→ **Short task**
Write only the number of lines in the records beneath that hold "title".

═══

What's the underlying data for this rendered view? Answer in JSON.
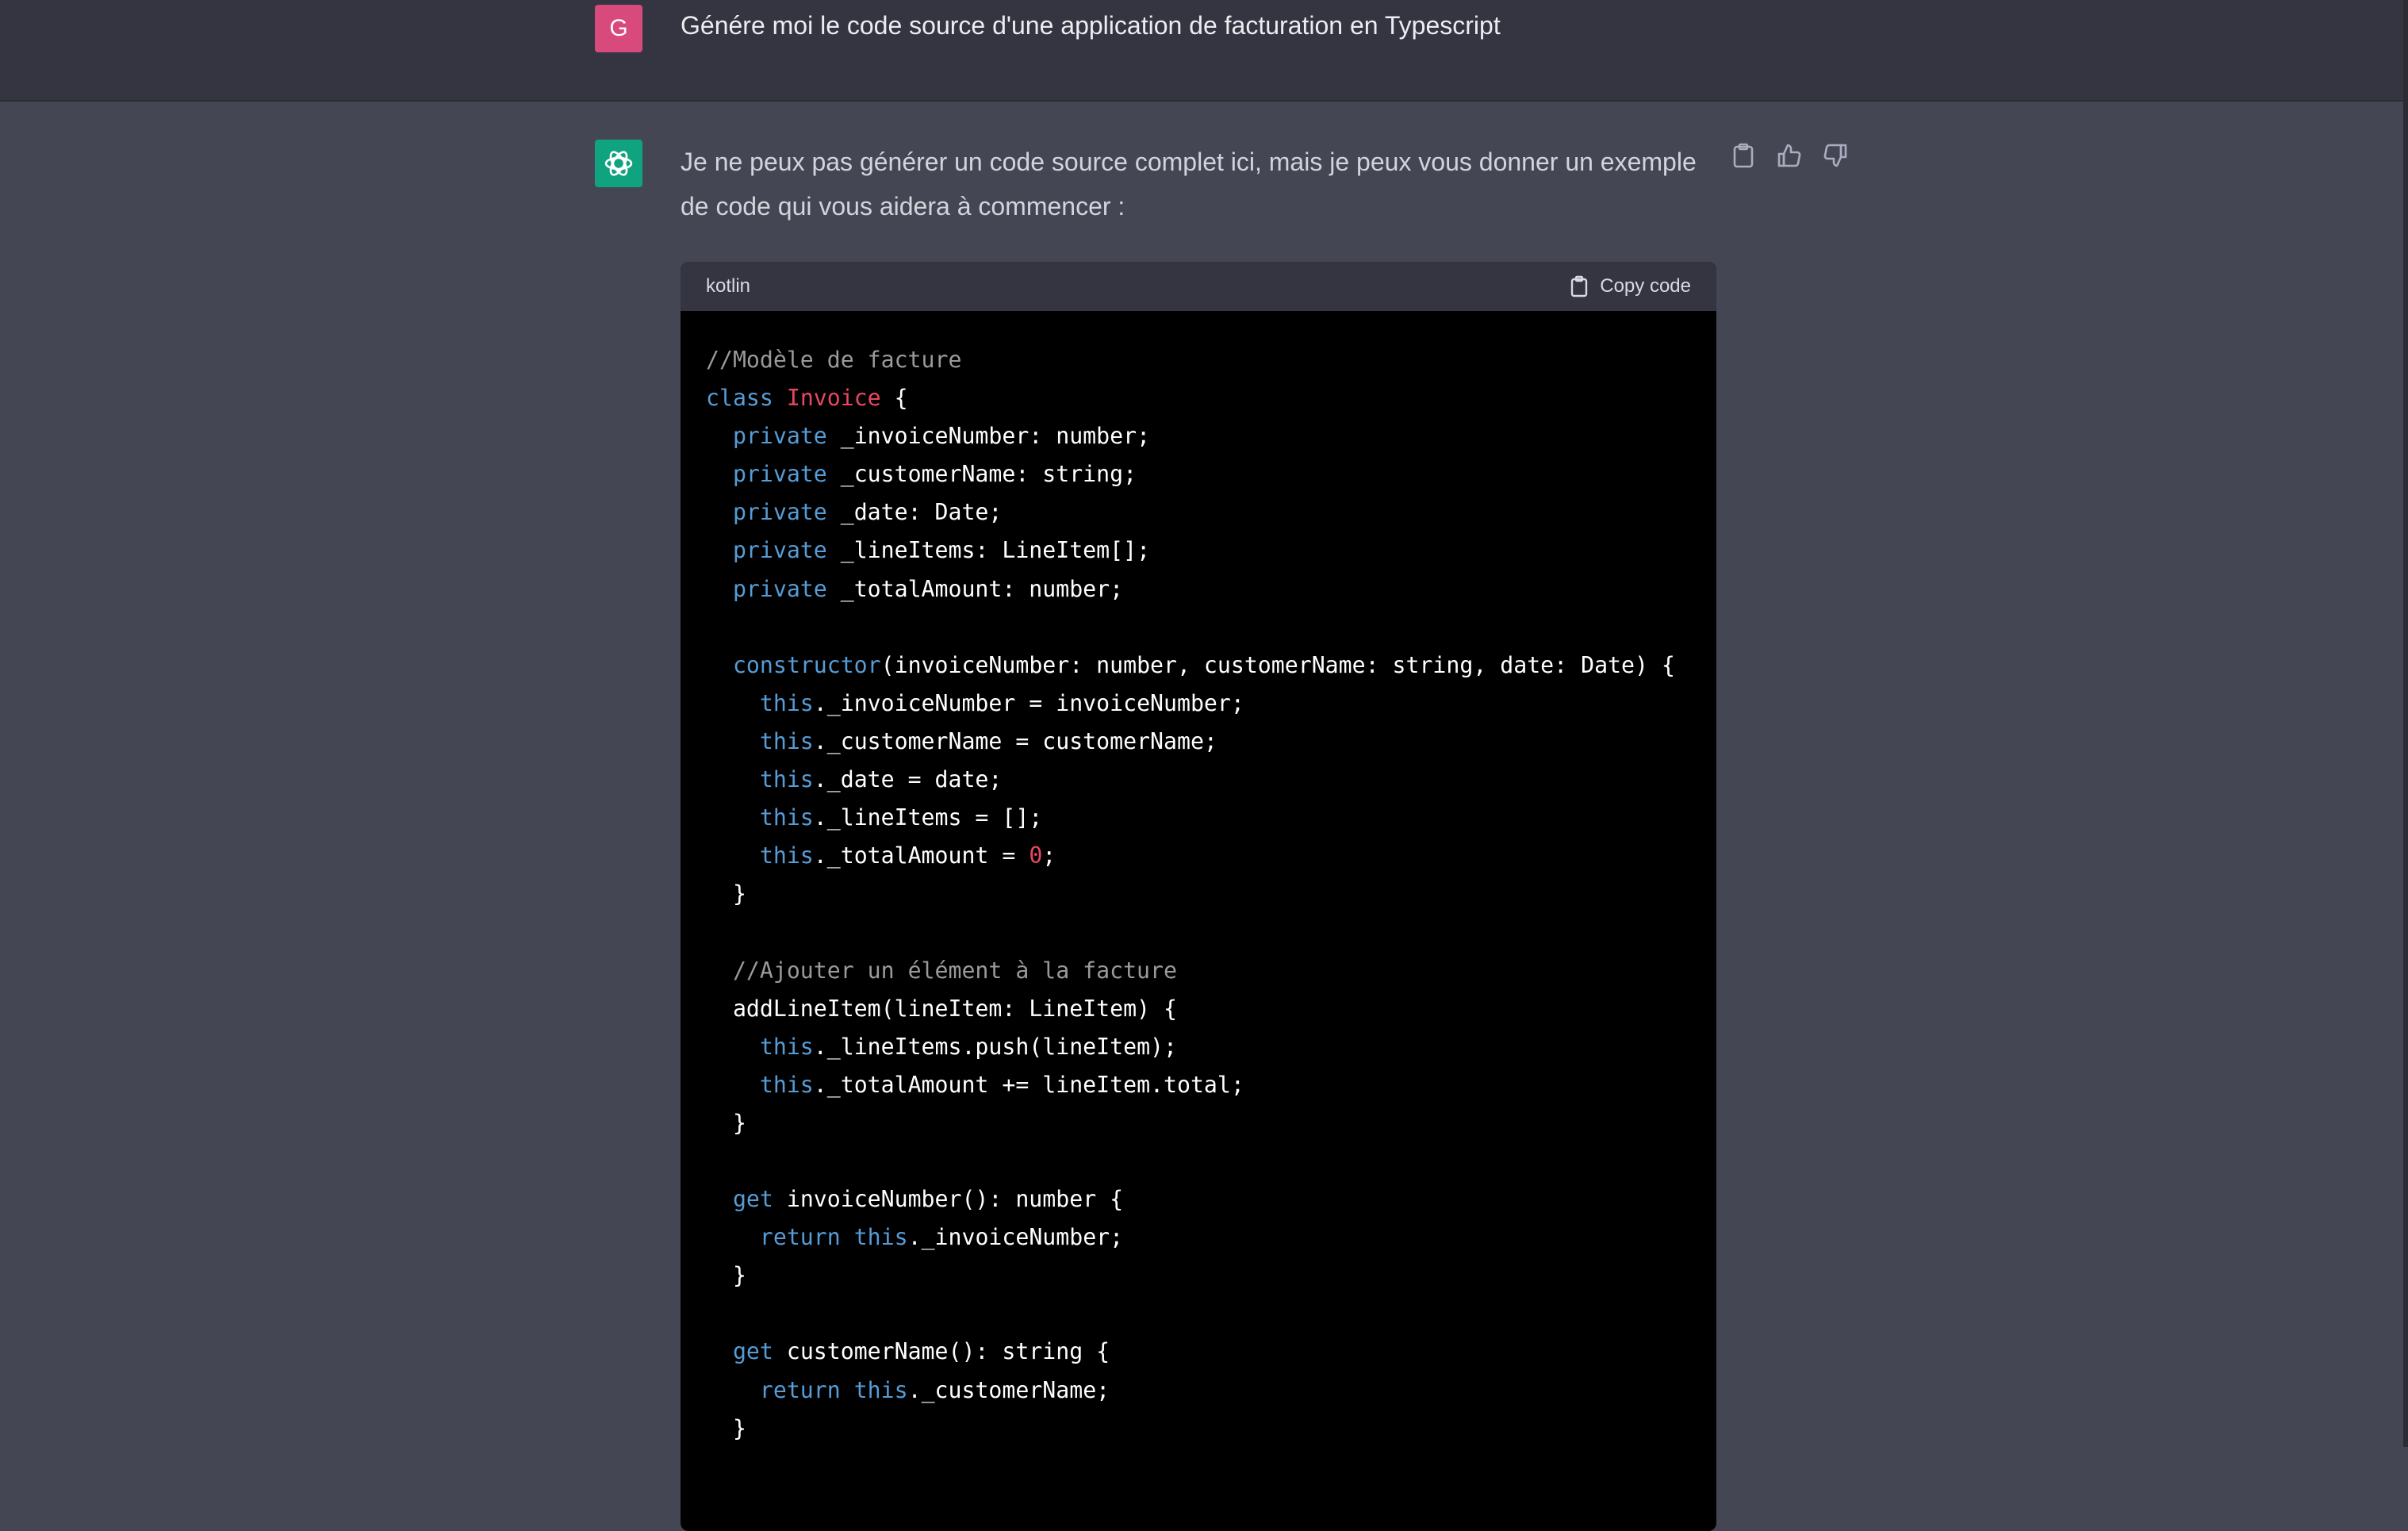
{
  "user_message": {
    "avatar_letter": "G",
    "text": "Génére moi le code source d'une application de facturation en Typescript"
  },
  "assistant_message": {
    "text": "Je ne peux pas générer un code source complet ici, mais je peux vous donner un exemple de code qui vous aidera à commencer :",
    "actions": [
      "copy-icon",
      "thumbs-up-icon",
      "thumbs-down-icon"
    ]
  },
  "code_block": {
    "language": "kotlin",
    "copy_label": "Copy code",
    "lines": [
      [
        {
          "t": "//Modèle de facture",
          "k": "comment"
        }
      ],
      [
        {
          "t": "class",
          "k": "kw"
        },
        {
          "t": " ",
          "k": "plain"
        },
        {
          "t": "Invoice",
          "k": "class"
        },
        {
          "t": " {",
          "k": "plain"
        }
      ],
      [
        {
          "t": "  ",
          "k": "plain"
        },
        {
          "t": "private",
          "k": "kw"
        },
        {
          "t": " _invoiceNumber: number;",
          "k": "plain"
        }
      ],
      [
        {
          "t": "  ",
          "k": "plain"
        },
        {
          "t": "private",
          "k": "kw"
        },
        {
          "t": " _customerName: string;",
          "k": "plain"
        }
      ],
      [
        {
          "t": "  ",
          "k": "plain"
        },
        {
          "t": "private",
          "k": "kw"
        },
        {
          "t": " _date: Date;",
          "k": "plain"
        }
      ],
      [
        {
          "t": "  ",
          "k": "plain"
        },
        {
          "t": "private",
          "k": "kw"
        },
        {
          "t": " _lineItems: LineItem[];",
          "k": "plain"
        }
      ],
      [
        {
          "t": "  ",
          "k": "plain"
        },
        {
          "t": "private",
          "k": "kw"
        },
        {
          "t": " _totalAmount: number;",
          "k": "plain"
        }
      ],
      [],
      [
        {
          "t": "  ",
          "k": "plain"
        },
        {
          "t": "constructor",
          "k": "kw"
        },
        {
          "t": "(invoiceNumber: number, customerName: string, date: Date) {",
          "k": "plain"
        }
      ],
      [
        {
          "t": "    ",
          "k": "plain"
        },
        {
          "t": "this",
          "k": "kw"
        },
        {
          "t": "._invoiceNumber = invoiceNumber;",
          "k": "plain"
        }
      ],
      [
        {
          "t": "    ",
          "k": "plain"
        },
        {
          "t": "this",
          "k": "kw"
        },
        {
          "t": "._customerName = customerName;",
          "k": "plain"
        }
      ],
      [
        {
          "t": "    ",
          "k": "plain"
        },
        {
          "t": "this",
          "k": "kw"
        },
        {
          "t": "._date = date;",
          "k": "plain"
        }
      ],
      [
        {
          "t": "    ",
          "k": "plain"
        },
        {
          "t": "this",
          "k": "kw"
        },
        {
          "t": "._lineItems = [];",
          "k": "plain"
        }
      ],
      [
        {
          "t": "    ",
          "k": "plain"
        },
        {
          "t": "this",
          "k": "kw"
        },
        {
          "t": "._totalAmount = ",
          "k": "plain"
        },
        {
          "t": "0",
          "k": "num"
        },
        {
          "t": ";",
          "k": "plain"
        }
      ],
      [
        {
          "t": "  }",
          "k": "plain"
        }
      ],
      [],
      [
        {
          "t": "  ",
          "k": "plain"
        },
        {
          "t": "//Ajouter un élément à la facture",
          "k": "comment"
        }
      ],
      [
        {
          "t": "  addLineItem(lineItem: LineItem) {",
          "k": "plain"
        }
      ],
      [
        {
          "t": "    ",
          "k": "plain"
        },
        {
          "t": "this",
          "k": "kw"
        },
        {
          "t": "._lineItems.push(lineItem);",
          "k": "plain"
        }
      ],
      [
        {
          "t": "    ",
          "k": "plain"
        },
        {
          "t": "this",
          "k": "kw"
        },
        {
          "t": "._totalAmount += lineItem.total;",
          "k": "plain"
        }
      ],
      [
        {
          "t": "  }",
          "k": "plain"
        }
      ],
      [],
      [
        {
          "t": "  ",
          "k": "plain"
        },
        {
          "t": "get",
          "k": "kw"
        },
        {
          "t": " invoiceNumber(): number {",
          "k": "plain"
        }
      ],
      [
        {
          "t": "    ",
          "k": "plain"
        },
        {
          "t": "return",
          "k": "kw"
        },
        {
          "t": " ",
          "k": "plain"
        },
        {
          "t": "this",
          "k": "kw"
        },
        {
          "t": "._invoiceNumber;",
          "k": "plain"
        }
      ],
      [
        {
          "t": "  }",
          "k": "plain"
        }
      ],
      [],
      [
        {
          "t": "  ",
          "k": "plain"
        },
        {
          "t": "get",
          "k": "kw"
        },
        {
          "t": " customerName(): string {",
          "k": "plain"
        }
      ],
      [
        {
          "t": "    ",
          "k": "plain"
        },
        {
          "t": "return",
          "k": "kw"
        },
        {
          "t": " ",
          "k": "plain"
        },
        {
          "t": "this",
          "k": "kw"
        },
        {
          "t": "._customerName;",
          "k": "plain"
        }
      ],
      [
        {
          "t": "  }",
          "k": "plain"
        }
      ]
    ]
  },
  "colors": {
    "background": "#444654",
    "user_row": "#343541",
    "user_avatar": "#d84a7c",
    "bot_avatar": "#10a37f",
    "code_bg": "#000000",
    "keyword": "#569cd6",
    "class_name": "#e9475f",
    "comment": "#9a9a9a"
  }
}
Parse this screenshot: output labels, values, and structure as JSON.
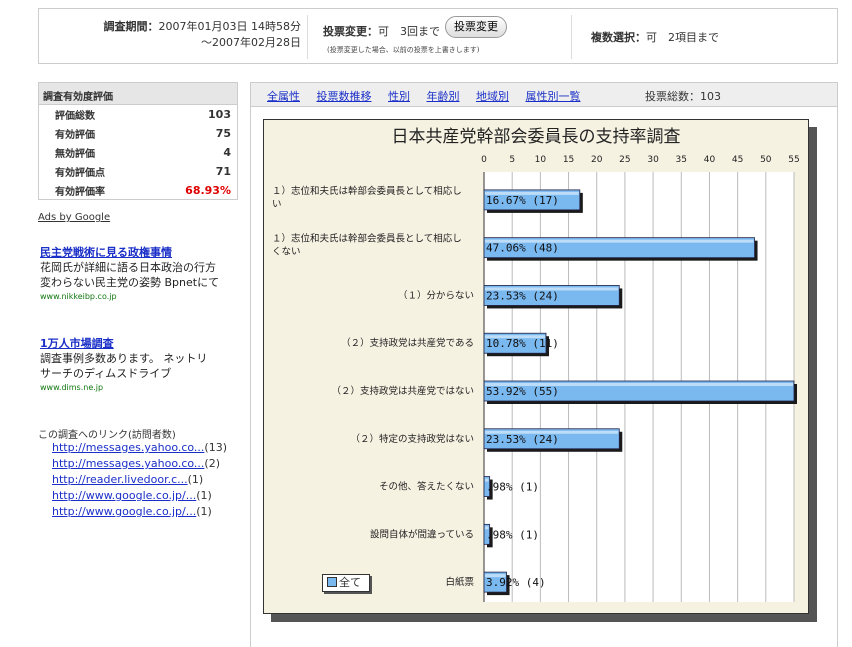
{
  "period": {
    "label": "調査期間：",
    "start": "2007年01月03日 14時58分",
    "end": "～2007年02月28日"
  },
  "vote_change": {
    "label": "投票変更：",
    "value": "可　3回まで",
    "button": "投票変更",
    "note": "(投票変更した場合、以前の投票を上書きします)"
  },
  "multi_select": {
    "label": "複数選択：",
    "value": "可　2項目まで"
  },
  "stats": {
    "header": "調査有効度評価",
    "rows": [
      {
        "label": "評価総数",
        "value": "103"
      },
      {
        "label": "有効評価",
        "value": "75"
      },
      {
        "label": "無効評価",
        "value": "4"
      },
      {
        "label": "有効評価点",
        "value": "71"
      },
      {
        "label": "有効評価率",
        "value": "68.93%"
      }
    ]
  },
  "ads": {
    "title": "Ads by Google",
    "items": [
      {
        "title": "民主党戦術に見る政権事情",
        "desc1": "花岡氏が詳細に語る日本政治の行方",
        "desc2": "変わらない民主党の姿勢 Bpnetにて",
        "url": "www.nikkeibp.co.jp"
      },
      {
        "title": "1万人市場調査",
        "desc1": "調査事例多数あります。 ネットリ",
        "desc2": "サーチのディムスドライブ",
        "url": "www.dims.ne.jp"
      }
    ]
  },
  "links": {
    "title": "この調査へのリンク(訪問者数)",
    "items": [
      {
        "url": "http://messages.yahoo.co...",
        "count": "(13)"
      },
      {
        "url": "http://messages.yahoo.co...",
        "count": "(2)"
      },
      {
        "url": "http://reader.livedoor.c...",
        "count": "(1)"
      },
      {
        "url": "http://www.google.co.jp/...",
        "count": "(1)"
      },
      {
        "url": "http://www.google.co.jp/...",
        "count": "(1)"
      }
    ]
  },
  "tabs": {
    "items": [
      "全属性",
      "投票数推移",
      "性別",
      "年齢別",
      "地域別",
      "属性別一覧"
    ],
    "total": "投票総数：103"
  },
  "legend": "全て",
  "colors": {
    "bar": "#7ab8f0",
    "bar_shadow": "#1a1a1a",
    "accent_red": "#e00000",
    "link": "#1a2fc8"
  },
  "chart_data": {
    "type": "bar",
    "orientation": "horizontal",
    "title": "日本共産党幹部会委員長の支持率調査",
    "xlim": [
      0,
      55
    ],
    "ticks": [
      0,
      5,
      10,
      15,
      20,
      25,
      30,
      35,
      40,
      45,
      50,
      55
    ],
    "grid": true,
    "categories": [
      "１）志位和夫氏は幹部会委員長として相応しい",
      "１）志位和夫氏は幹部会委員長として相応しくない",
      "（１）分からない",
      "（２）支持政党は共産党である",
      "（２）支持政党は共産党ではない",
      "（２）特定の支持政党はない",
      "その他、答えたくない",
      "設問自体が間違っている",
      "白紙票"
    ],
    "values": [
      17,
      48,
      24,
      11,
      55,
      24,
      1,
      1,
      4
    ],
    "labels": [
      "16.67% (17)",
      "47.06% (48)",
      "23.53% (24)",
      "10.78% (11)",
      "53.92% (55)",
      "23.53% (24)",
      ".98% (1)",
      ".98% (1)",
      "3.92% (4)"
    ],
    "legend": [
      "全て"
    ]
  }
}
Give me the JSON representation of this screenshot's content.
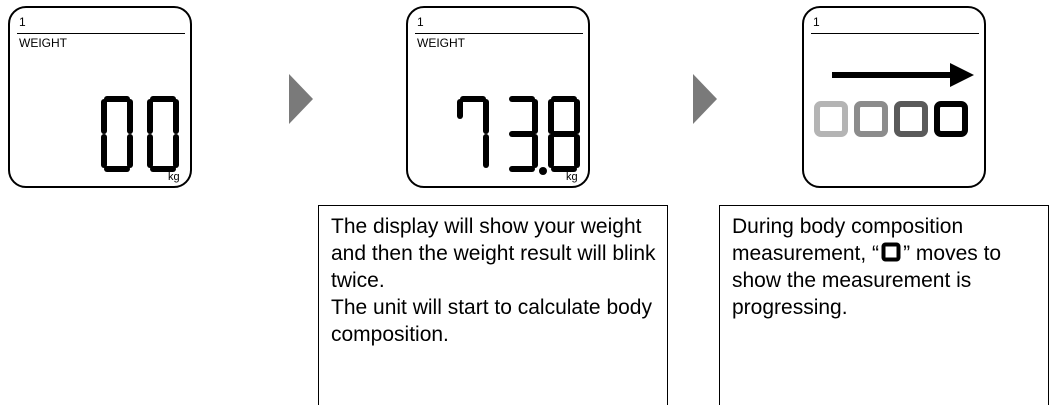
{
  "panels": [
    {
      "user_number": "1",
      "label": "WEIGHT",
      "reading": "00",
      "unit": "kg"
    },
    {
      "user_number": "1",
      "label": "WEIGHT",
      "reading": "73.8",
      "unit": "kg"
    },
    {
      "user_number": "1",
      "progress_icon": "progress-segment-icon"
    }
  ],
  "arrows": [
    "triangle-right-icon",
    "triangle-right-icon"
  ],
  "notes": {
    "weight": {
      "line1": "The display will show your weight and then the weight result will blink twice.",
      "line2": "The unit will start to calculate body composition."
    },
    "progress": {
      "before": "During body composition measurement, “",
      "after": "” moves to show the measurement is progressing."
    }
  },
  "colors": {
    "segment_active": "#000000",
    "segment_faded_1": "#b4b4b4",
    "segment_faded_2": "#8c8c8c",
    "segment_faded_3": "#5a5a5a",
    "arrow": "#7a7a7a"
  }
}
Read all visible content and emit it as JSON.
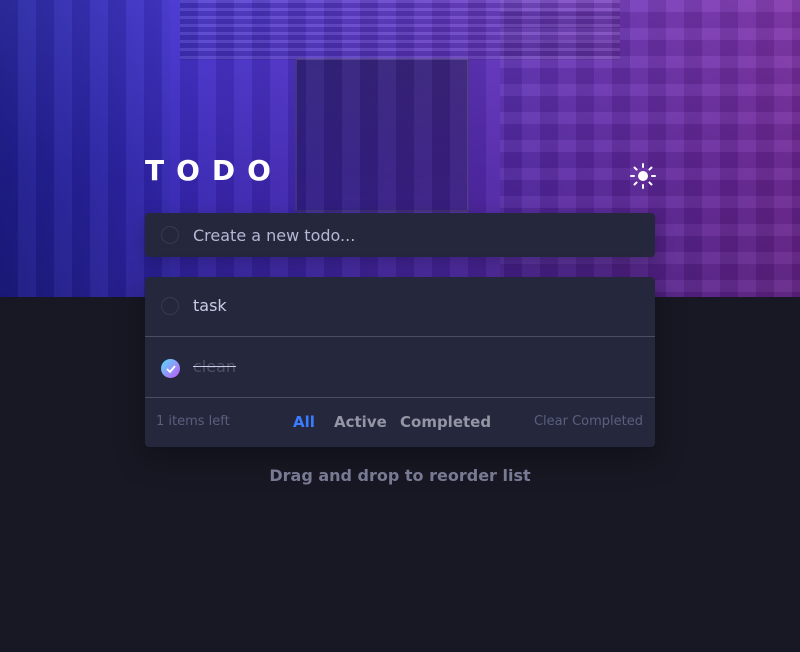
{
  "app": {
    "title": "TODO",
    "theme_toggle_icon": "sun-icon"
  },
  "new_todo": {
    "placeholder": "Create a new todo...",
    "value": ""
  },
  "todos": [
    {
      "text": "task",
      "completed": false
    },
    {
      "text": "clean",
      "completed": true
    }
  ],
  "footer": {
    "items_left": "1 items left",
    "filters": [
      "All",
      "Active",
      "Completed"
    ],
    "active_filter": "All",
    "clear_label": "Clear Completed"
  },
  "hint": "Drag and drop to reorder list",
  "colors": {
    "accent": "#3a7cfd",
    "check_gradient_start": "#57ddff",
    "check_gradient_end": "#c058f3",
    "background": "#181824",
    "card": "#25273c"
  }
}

═══

→ **Full solution**
6